### [Data listing]
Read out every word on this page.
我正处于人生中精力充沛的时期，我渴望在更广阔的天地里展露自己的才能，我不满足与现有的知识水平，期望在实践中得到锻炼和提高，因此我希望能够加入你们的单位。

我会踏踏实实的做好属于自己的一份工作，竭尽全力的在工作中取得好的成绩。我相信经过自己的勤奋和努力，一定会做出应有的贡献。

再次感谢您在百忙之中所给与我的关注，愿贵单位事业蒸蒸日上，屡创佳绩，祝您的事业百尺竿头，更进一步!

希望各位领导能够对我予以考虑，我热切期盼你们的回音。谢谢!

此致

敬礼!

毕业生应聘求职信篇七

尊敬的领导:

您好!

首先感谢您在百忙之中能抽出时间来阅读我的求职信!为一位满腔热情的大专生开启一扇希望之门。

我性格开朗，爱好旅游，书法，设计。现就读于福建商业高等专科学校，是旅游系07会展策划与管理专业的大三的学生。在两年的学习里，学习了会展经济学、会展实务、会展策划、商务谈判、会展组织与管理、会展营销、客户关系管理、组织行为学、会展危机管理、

### [What to produce]
Every entry should be printed again exactly as it stands.

### [Output below]
Read out every word on this page.
我正处于人生中精力充沛的时期，我渴望在更广阔的天地里展露自己的才能，我不满足与现有的知识水平，期望在实践中得到锻炼和提高，因此我希望能够加入你们的单位。

我会踏踏实实的做好属于自己的一份工作，竭尽全力的在工作中取得好的成绩。我相信经过自己的勤奋和努力，一定会做出应有的贡献。

再次感谢您在百忙之中所给与我的关注，愿贵单位事业蒸蒸日上，屡创佳绩，祝您的事业百尺竿头，更进一步!

希望各位领导能够对我予以考虑，我热切期盼你们的回音。谢谢!

此致

敬礼!

毕业生应聘求职信篇七

尊敬的领导:

您好!

首先感谢您在百忙之中能抽出时间来阅读我的求职信!为一位满腔热情的大专生开启一扇希望之门。

我性格开朗，爱好旅游，书法，设计。现就读于福建商业高等专科学校，是旅游系07会展策划与管理专业的大三的学生。在两年的学习里，学习了会展经济学、会展实务、会展策划、商务谈判、会展组织与管理、会展营销、客户关系管理、组织行为学、会展危机管理、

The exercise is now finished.